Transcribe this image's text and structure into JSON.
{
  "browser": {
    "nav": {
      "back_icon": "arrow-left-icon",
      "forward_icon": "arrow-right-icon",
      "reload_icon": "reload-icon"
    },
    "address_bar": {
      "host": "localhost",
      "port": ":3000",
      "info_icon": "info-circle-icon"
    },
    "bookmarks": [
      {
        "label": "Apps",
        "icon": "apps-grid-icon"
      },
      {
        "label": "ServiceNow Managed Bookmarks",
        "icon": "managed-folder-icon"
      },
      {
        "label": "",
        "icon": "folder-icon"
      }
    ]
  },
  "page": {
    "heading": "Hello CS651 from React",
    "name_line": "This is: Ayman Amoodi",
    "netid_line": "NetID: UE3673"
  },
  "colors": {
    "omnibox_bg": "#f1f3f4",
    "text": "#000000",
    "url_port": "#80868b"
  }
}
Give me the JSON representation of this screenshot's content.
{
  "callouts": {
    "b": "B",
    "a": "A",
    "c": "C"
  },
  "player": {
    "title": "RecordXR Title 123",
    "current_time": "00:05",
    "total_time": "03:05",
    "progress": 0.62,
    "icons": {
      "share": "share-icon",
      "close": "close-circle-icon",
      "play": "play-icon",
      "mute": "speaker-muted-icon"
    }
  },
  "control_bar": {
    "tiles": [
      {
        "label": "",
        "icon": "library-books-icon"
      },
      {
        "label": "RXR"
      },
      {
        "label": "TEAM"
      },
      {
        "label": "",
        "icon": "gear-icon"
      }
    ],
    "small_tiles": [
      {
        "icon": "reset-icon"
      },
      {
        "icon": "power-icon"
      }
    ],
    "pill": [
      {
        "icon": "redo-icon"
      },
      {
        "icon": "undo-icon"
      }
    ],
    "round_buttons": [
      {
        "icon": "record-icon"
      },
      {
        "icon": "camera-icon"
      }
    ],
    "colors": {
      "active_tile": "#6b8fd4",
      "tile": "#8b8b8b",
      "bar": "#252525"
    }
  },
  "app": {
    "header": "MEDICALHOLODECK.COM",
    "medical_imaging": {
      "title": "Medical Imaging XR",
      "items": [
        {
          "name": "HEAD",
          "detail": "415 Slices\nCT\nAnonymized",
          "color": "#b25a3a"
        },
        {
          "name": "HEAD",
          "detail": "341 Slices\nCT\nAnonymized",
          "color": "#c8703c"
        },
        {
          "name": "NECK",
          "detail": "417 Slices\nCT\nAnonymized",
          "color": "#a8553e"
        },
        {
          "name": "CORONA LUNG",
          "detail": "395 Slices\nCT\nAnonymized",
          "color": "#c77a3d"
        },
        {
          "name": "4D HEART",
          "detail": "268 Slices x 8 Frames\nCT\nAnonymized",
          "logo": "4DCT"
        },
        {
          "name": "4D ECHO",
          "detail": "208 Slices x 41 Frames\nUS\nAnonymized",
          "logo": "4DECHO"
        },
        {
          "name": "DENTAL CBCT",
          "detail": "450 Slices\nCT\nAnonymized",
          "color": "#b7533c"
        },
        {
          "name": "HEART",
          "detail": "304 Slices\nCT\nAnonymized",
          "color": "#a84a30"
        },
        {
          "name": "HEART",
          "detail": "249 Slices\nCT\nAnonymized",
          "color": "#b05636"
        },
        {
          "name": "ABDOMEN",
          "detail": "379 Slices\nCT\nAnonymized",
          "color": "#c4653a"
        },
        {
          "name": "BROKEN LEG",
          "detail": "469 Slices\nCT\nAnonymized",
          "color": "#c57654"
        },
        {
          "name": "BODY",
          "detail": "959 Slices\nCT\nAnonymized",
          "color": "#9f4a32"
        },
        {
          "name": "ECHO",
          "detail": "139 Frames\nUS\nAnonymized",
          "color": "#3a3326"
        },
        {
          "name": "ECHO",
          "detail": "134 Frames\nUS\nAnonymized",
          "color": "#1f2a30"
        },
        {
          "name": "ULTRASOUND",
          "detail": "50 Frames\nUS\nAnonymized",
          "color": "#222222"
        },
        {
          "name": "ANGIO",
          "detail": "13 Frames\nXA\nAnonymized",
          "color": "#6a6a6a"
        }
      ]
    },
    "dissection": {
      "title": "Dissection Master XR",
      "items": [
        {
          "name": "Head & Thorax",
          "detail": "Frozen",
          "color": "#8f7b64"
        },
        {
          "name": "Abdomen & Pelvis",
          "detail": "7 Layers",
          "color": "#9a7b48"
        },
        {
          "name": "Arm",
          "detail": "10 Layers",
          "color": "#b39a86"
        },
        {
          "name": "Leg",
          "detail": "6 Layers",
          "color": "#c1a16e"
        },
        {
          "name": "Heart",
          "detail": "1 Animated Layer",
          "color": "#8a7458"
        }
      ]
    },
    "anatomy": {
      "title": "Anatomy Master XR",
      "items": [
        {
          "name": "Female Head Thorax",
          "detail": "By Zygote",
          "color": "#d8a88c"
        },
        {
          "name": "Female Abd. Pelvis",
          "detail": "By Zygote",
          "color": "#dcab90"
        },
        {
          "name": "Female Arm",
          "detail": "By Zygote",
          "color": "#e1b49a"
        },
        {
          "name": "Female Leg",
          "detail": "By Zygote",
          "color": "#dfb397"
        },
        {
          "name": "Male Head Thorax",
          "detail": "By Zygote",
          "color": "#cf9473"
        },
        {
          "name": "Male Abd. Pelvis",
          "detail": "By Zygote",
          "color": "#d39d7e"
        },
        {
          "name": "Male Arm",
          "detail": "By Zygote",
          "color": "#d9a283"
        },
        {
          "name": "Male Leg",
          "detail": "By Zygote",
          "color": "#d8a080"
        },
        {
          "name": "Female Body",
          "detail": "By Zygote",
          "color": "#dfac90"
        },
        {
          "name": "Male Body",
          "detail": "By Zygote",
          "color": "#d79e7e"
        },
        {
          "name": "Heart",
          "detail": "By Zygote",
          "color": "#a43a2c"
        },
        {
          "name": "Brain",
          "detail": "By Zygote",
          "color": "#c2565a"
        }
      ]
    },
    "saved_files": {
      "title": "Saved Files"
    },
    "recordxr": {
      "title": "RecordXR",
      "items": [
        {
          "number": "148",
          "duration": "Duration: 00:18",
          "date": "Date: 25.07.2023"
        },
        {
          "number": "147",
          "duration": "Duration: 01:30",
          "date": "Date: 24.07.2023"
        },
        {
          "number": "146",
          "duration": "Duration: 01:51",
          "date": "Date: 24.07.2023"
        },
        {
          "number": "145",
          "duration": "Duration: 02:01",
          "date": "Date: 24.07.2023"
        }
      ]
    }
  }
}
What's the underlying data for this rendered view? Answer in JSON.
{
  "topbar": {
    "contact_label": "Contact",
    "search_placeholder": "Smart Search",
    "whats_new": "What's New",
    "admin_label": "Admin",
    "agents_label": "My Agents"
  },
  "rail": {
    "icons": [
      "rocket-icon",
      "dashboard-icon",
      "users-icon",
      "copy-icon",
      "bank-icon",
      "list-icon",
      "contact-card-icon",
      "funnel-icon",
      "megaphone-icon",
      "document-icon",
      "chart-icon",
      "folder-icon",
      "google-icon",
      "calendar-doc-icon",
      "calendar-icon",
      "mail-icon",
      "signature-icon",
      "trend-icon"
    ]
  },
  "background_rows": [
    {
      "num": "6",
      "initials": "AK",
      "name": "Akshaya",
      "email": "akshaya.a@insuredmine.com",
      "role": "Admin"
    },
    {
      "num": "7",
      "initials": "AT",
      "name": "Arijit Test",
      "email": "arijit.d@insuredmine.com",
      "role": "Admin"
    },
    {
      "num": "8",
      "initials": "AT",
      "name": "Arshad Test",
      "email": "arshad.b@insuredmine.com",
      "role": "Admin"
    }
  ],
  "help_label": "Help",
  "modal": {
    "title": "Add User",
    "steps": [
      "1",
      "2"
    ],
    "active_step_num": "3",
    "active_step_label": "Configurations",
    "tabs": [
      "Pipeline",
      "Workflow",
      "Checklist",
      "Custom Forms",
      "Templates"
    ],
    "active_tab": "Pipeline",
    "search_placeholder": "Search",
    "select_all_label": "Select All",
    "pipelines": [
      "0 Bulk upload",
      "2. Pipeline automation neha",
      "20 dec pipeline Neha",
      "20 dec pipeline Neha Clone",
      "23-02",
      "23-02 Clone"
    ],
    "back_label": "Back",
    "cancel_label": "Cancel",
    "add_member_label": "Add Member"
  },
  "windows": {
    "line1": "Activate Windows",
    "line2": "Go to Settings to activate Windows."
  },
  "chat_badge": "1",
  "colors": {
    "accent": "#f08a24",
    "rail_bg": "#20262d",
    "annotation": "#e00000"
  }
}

· · · · ·

From the material, report only how many lines include the word "arrow".

2